[Items from a figure collection]
════════════════
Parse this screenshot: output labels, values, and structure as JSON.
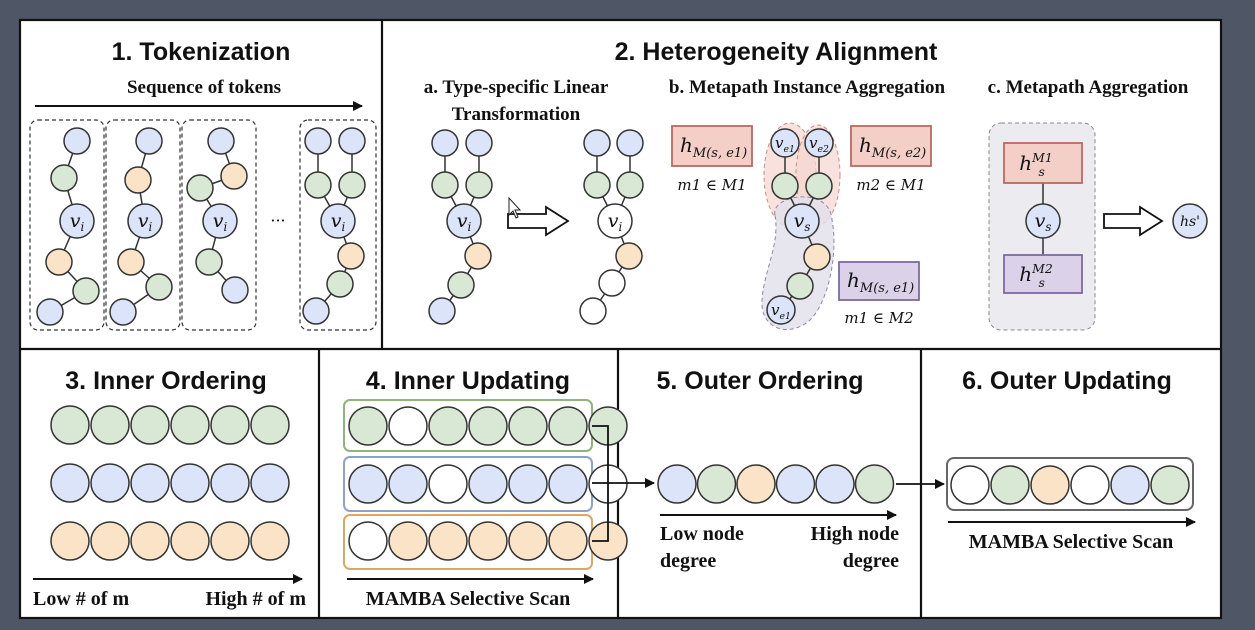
{
  "colors": {
    "blue": "#dbe4f8",
    "green": "#d9e8d4",
    "orange": "#fbe3c8",
    "white": "#ffffff",
    "pink_box": "#f3cfc7",
    "pink_border": "#b86a60",
    "purple_box": "#dbd2ea",
    "purple_border": "#7f6aa0",
    "page_background": "#4f5766"
  },
  "sections": {
    "s1": {
      "title": "1. Tokenization",
      "subtitle": "Sequence of tokens",
      "dots": "···"
    },
    "s2": {
      "title": "2. Heterogeneity Alignment",
      "a_line1": "a. Type-specific Linear",
      "a_line2": "Transformation",
      "b": "b. Metapath Instance Aggregation",
      "c": "c. Metapath Aggregation"
    },
    "s3": {
      "title": "3. Inner Ordering",
      "low": "Low  # of m",
      "high": "High  # of m"
    },
    "s4": {
      "title": "4. Inner Updating",
      "axis": "MAMBA Selective Scan"
    },
    "s5": {
      "title": "5. Outer Ordering",
      "low1": "Low node",
      "low2": "degree",
      "high1": "High node",
      "high2": "degree"
    },
    "s6": {
      "title": "6. Outer Updating",
      "axis": "MAMBA Selective Scan"
    }
  },
  "math": {
    "vi": "v",
    "vi_sub": "i",
    "vs": "v",
    "vs_sub": "s",
    "ve1": "v",
    "ve1_sub": "e1",
    "ve2": "v",
    "ve2_sub": "e2",
    "h_pink1": "h",
    "h_pink1_sub": "M(s, e1)",
    "h_pink2": "h",
    "h_pink2_sub": "M(s, e2)",
    "h_purple": "h",
    "h_purple_sub": "M(s, e1)",
    "m1_in_M1": "m1 ∈ M1",
    "m2_in_M1": "m2 ∈ M1",
    "m1_in_M2": "m1 ∈ M2",
    "hs_M1": "h",
    "hs_M1_sub": "s",
    "hs_M1_sup": "M1",
    "hs_M2": "h",
    "hs_M2_sub": "s",
    "hs_M2_sup": "M2",
    "hs_prime": "hs'"
  },
  "rows": {
    "s3": [
      [
        "green",
        "green",
        "green",
        "green",
        "green",
        "green"
      ],
      [
        "blue",
        "blue",
        "blue",
        "blue",
        "blue",
        "blue"
      ],
      [
        "orange",
        "orange",
        "orange",
        "orange",
        "orange",
        "orange"
      ]
    ],
    "s4": [
      [
        "green",
        "white",
        "green",
        "green",
        "green",
        "green",
        "green"
      ],
      [
        "blue",
        "blue",
        "white",
        "blue",
        "blue",
        "blue",
        "white"
      ],
      [
        "white",
        "orange",
        "orange",
        "orange",
        "orange",
        "orange",
        "orange"
      ]
    ],
    "s5": [
      "blue",
      "green",
      "orange",
      "blue",
      "blue",
      "green"
    ],
    "s6": [
      "white",
      "green",
      "orange",
      "white",
      "blue",
      "green"
    ]
  }
}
════════════════
● EXERCISE REQUIREMENTS: Output the data above without changes, apart from leaving out the pictures.

● RESULT OF THIS EXERCISE:
Parse this screenshot: output labels, values, and structure as JSON.
{
  "colors": {
    "blue": "#dbe4f8",
    "green": "#d9e8d4",
    "orange": "#fbe3c8",
    "white": "#ffffff",
    "pink_box": "#f3cfc7",
    "pink_border": "#b86a60",
    "purple_box": "#dbd2ea",
    "purple_border": "#7f6aa0",
    "page_background": "#4f5766"
  },
  "sections": {
    "s1": {
      "title": "1. Tokenization",
      "subtitle": "Sequence of tokens",
      "dots": "···"
    },
    "s2": {
      "title": "2. Heterogeneity Alignment",
      "a_line1": "a. Type-specific Linear",
      "a_line2": "Transformation",
      "b": "b. Metapath Instance Aggregation",
      "c": "c. Metapath Aggregation"
    },
    "s3": {
      "title": "3. Inner Ordering",
      "low": "Low  # of m",
      "high": "High  # of m"
    },
    "s4": {
      "title": "4. Inner Updating",
      "axis": "MAMBA Selective Scan"
    },
    "s5": {
      "title": "5. Outer Ordering",
      "low1": "Low node",
      "low2": "degree",
      "high1": "High node",
      "high2": "degree"
    },
    "s6": {
      "title": "6. Outer Updating",
      "axis": "MAMBA Selective Scan"
    }
  },
  "math": {
    "vi": "v",
    "vi_sub": "i",
    "vs": "v",
    "vs_sub": "s",
    "ve1": "v",
    "ve1_sub": "e1",
    "ve2": "v",
    "ve2_sub": "e2",
    "h_pink1": "h",
    "h_pink1_sub": "M(s, e1)",
    "h_pink2": "h",
    "h_pink2_sub": "M(s, e2)",
    "h_purple": "h",
    "h_purple_sub": "M(s, e1)",
    "m1_in_M1": "m1 ∈ M1",
    "m2_in_M1": "m2 ∈ M1",
    "m1_in_M2": "m1 ∈ M2",
    "hs_M1": "h",
    "hs_M1_sub": "s",
    "hs_M1_sup": "M1",
    "hs_M2": "h",
    "hs_M2_sub": "s",
    "hs_M2_sup": "M2",
    "hs_prime": "hs'"
  },
  "rows": {
    "s3": [
      [
        "green",
        "green",
        "green",
        "green",
        "green",
        "green"
      ],
      [
        "blue",
        "blue",
        "blue",
        "blue",
        "blue",
        "blue"
      ],
      [
        "orange",
        "orange",
        "orange",
        "orange",
        "orange",
        "orange"
      ]
    ],
    "s4": [
      [
        "green",
        "white",
        "green",
        "green",
        "green",
        "green",
        "green"
      ],
      [
        "blue",
        "blue",
        "white",
        "blue",
        "blue",
        "blue",
        "white"
      ],
      [
        "white",
        "orange",
        "orange",
        "orange",
        "orange",
        "orange",
        "orange"
      ]
    ],
    "s5": [
      "blue",
      "green",
      "orange",
      "blue",
      "blue",
      "green"
    ],
    "s6": [
      "white",
      "green",
      "orange",
      "white",
      "blue",
      "green"
    ]
  }
}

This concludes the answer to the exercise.